#### Raw records ####

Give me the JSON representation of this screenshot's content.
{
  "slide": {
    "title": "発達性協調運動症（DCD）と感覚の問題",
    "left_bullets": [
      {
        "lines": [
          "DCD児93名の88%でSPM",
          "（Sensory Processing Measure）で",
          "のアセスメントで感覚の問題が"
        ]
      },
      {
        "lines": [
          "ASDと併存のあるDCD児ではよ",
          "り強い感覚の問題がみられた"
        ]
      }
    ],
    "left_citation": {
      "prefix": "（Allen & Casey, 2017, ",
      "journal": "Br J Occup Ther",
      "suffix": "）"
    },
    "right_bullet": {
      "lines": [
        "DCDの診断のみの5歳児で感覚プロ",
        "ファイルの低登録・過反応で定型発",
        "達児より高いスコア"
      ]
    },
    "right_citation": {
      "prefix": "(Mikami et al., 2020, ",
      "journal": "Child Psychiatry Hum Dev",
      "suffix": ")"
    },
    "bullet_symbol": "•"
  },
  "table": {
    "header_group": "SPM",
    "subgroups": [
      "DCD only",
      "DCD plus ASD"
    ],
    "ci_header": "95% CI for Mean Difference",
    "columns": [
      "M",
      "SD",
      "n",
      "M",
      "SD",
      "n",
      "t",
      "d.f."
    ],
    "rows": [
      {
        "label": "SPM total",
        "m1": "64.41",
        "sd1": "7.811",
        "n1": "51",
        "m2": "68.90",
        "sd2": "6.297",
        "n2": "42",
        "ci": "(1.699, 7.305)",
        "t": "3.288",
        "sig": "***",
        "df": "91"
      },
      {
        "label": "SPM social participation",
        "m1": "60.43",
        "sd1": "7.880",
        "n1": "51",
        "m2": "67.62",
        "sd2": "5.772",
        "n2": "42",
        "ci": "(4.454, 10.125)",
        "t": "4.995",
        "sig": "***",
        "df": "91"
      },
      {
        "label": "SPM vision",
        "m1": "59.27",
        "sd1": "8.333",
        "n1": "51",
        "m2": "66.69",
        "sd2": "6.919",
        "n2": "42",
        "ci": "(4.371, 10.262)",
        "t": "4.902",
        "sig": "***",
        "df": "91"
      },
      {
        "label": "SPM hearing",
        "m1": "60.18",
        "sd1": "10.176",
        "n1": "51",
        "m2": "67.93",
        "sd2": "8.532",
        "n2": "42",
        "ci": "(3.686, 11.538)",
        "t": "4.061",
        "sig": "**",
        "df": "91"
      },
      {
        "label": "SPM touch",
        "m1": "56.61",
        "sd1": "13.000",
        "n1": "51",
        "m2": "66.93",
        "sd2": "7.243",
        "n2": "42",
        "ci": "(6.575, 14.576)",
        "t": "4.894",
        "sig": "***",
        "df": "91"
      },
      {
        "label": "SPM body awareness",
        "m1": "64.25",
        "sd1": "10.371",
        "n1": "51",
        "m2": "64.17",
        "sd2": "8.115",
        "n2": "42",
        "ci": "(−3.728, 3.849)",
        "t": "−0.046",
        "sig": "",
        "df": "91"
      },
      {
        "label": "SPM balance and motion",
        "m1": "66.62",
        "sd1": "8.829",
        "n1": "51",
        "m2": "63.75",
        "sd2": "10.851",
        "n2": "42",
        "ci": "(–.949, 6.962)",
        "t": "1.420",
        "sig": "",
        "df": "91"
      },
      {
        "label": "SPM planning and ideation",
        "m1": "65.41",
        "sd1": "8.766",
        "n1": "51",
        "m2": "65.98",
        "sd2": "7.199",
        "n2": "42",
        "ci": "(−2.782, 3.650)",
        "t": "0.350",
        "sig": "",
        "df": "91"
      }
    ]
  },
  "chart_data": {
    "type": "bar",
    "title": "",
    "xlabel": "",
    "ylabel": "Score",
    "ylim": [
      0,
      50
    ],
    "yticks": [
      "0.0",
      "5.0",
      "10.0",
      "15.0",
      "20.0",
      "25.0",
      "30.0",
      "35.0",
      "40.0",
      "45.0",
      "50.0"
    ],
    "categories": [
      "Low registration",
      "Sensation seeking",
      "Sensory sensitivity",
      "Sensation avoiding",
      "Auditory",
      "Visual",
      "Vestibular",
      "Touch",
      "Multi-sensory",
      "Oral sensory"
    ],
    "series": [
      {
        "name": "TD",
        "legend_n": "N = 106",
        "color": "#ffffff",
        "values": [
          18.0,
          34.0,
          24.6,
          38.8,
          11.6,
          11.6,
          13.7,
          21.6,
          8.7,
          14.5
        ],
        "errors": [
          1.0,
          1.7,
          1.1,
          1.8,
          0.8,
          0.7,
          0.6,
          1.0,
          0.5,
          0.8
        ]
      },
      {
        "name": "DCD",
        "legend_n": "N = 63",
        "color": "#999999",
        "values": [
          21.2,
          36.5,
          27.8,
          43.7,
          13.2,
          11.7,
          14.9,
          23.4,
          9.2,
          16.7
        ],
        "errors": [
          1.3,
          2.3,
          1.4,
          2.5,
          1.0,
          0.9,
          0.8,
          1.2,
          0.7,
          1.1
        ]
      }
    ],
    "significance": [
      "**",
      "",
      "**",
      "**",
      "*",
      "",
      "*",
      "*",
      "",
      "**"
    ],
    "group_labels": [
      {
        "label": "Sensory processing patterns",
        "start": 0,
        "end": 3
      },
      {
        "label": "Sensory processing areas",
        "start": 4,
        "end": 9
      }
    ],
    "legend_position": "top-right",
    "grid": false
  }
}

####

Search the records for the string "prefix" and return every line in which it occurs.

#### Expected answer
      "prefix": "（Allen & Casey, 2017, ",
      "prefix": "(Mikami et al., 2020, ",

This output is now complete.